[Data extracted from a collection]
>>>>

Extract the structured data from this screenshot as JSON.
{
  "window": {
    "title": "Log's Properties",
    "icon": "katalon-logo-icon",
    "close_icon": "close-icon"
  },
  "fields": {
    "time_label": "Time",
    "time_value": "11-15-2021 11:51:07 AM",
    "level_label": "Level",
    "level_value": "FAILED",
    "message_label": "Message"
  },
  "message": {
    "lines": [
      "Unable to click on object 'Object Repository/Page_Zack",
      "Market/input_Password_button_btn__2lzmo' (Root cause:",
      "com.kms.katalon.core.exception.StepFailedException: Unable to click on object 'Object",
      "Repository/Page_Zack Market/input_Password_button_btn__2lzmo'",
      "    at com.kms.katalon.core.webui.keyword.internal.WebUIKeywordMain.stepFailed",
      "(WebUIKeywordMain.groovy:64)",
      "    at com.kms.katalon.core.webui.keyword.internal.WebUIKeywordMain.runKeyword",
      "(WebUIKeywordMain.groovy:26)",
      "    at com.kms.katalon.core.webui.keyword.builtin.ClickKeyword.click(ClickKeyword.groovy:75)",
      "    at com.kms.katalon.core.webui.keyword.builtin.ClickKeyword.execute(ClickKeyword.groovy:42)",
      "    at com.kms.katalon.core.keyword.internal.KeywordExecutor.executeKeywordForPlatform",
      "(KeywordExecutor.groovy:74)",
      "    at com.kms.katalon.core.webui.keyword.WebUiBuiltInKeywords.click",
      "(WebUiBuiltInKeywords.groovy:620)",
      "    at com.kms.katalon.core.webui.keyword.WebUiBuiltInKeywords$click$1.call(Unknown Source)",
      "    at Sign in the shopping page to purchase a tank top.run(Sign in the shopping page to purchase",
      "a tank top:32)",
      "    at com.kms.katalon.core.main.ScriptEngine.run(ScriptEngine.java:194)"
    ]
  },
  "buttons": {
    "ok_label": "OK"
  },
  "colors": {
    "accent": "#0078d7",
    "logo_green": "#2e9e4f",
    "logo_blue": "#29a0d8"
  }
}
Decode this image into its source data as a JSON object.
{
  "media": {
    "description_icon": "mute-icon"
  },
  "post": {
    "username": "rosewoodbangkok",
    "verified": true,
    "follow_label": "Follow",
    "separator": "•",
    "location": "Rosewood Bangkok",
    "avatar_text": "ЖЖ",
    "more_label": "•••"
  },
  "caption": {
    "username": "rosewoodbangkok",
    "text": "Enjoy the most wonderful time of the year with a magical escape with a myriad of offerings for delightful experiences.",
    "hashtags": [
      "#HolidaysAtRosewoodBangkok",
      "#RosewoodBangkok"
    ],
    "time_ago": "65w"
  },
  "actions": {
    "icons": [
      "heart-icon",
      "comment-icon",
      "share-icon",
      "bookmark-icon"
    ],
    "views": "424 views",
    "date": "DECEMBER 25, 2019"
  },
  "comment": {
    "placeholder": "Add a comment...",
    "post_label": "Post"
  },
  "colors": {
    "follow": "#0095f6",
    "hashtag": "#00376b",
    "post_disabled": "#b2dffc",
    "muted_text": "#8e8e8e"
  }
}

<<<<

* Goal *
Repeat exactly the lines from the line containing "Decode this image" through the end of the listing above; both boundary lines are part of the output.

* Exercise output *
Decode this image into its source data as a JSON object.
{
  "media": {
    "description_icon": "mute-icon"
  },
  "post": {
    "username": "rosewoodbangkok",
    "verified": true,
    "follow_label": "Follow",
    "separator": "•",
    "location": "Rosewood Bangkok",
    "avatar_text": "ЖЖ",
    "more_label": "•••"
  },
  "caption": {
    "username": "rosewoodbangkok",
    "text": "Enjoy the most wonderful time of the year with a magical escape with a myriad of offerings for delightful experiences.",
    "hashtags": [
      "#HolidaysAtRosewoodBangkok",
      "#RosewoodBangkok"
    ],
    "time_ago": "65w"
  },
  "actions": {
    "icons": [
      "heart-icon",
      "comment-icon",
      "share-icon",
      "bookmark-icon"
    ],
    "views": "424 views",
    "date": "DECEMBER 25, 2019"
  },
  "comment": {
    "placeholder": "Add a comment...",
    "post_label": "Post"
  },
  "colors": {
    "follow": "#0095f6",
    "hashtag": "#00376b",
    "post_disabled": "#b2dffc",
    "muted_text": "#8e8e8e"
  }
}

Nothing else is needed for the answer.